Pictures don't belong in the copy; print all the records exactly.

---- MATERIAL SUPPLIED

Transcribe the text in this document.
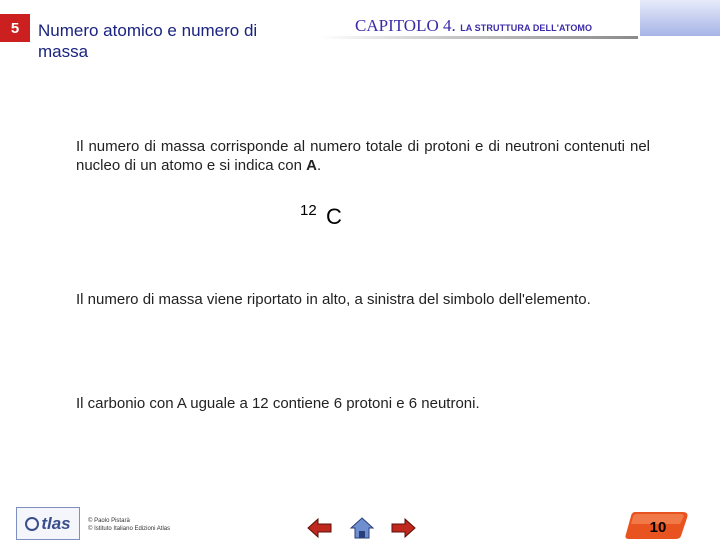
5	Numero atomico e numero di massa
CAPITOLO 4. LA STRUTTURA DELL'ATOMO
Il numero di massa corrisponde al numero totale di protoni e di neutroni contenuti nel nucleo di un atomo e si indica con A.
12 C
Il numero di massa viene riportato in alto, a sinistra del simbolo dell'elemento.
Il carbonio con A uguale a 12 contiene 6 protoni e 6 neutroni.
tlas	© Paolo Pistarà
© Istituto Italiano Edizioni Atlas	10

--------

▶ SOLVED PROBLEM:
Transcribe the text in this document.
5	Numero atomico e numero di massa
CAPITOLO 4. LA STRUTTURA DELL'ATOMO
Il numero di massa corrisponde al numero totale di protoni e di neutroni contenuti nel nucleo di un atomo e si indica con A.
12 C
Il numero di massa viene riportato in alto, a sinistra del simbolo dell'elemento.
Il carbonio con A uguale a 12 contiene 6 protoni e 6 neutroni.
tlas	© Paolo Pistarà
© Istituto Italiano Edizioni Atlas	10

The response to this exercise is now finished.